(Data items)

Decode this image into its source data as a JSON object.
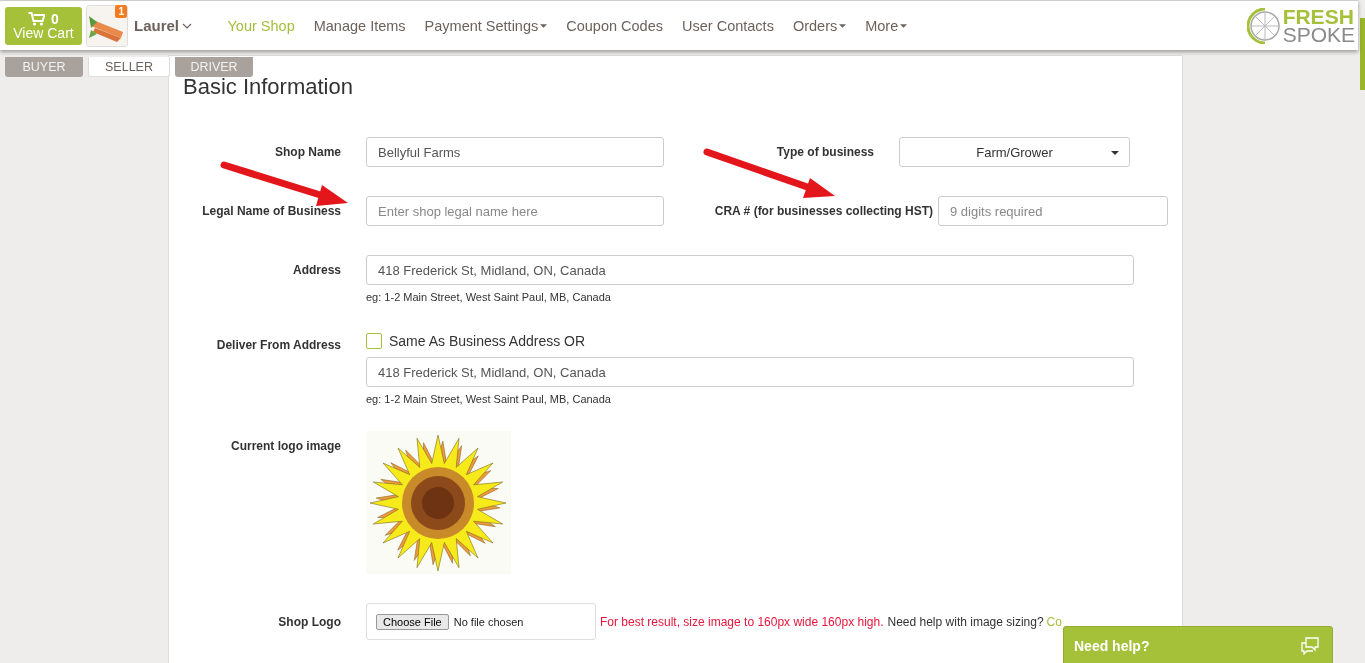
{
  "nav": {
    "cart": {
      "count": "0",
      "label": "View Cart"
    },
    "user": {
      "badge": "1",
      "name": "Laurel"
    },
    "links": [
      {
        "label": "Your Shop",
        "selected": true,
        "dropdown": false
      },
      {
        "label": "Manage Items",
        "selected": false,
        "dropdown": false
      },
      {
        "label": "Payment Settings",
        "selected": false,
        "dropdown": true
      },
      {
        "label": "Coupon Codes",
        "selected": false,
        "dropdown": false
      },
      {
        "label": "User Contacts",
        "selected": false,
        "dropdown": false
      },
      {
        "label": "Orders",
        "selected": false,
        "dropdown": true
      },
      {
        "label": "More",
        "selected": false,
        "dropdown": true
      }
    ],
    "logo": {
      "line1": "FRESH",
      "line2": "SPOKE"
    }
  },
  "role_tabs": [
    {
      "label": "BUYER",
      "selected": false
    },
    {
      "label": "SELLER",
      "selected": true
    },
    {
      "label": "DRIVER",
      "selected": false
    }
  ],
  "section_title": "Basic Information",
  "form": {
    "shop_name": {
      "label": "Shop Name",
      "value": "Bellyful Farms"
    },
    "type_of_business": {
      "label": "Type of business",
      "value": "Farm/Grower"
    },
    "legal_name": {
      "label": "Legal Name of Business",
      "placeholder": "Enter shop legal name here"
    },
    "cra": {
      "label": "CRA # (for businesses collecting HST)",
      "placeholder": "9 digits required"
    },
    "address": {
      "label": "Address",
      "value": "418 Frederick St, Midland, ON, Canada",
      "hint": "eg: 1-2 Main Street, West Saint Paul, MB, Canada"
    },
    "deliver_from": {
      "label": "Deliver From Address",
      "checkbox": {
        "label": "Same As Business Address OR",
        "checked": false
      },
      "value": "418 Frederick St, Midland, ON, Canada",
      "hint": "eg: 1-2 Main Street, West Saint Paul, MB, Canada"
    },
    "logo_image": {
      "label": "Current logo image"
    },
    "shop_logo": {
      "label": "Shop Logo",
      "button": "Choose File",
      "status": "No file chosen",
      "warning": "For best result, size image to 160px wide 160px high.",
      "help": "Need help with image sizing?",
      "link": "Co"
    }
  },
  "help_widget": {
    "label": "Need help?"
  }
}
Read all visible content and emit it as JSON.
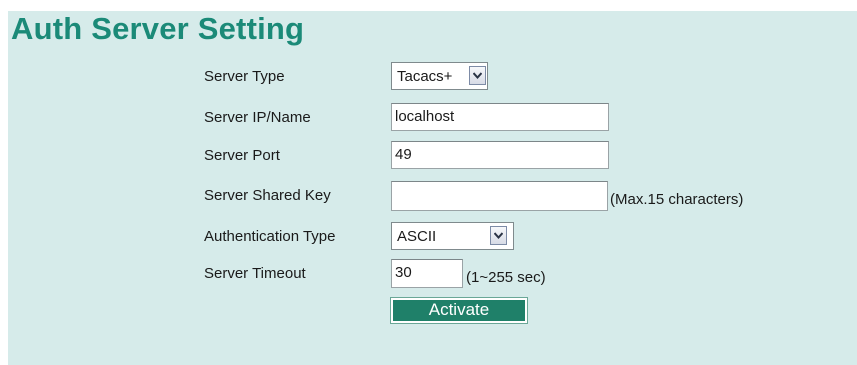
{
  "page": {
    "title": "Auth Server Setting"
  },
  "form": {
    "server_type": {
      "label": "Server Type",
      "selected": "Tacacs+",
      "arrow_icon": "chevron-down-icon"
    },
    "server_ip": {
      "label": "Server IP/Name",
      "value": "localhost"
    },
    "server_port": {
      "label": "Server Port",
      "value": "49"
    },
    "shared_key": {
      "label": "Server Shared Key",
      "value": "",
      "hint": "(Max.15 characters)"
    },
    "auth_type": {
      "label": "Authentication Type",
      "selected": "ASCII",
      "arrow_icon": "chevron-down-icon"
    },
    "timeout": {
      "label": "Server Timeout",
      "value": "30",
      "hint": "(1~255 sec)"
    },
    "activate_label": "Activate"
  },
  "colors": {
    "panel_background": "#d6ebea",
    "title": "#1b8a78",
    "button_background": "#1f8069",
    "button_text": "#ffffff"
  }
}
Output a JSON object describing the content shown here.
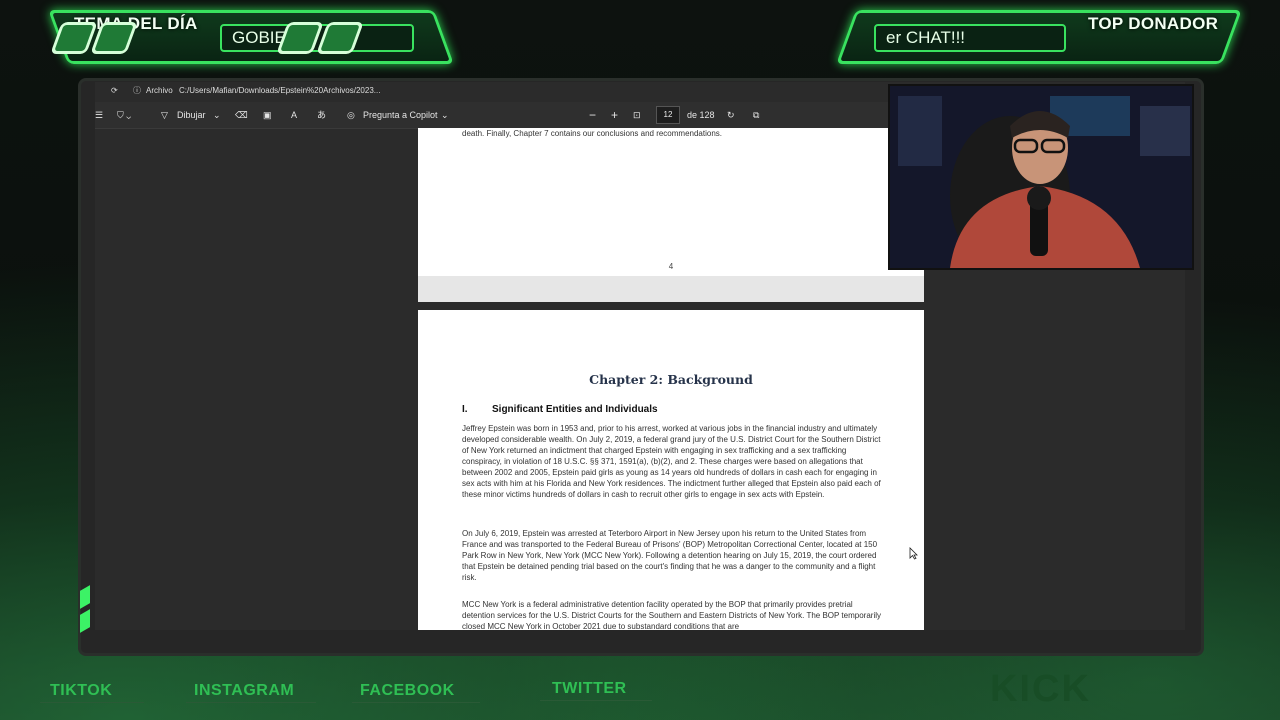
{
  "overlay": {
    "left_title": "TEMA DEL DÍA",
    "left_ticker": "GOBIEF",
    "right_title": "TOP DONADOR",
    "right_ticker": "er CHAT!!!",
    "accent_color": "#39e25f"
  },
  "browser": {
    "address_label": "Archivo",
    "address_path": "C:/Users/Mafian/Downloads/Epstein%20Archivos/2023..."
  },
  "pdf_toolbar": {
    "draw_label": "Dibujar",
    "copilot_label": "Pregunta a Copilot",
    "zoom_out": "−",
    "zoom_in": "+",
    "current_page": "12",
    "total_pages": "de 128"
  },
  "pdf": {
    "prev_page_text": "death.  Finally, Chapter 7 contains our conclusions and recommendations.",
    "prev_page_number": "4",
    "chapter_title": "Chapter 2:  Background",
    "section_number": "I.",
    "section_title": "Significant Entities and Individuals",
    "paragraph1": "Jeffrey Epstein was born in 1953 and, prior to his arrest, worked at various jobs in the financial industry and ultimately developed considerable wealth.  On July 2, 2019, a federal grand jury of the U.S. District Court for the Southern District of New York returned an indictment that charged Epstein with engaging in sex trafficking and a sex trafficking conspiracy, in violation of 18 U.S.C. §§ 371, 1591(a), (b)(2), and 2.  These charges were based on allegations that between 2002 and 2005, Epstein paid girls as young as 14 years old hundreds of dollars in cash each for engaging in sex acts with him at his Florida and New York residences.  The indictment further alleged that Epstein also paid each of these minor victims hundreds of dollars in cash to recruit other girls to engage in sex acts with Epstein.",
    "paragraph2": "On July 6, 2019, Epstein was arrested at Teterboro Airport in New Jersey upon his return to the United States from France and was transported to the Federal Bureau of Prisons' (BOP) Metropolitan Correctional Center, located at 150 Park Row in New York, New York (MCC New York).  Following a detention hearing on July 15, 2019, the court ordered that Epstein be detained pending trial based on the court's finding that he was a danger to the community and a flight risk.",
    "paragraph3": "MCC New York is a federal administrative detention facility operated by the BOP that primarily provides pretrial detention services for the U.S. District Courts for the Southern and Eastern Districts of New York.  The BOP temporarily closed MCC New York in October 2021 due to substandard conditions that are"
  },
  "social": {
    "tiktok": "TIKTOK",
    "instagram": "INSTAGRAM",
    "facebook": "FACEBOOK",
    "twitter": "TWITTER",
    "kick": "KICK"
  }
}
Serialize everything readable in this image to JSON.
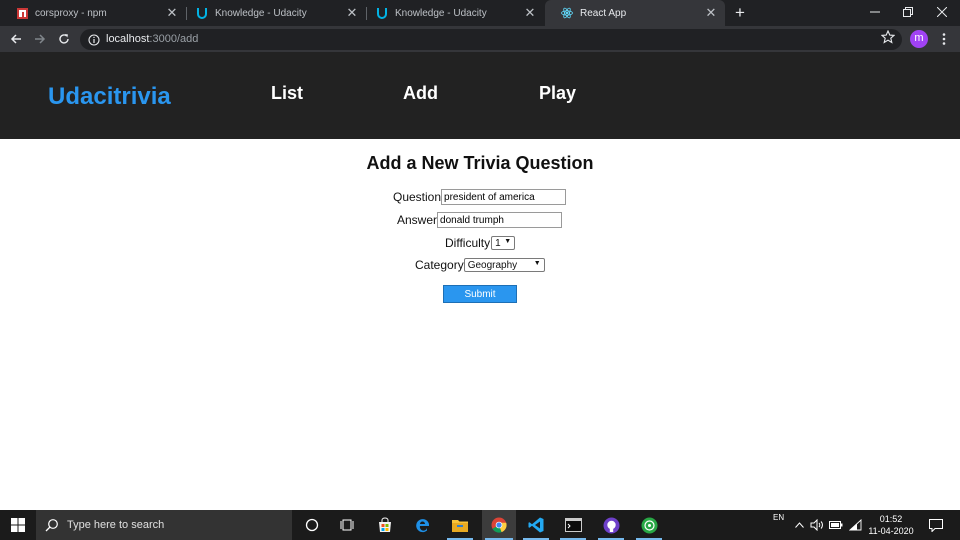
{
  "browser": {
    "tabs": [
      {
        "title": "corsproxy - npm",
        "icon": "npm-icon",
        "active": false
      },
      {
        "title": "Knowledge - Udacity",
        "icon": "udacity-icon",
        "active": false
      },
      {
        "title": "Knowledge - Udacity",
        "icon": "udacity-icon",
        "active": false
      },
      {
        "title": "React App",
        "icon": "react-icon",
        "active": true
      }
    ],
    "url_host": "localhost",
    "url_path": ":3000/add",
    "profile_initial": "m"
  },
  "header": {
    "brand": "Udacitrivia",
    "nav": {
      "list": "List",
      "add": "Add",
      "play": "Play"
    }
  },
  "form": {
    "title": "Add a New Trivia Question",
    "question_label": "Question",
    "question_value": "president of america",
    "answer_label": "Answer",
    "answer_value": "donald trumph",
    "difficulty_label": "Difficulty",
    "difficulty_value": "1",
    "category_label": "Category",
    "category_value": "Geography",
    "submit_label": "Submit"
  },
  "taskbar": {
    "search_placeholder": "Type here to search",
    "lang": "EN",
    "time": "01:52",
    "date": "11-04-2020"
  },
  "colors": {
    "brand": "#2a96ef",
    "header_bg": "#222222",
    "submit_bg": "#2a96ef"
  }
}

AIM OF THE EXERCISE
List each line of the entries that holds the string "this".

COMPLETED EXERCISE
Decode this image into its source data as a JSON object.
Serialize everything readable in this image to JSON.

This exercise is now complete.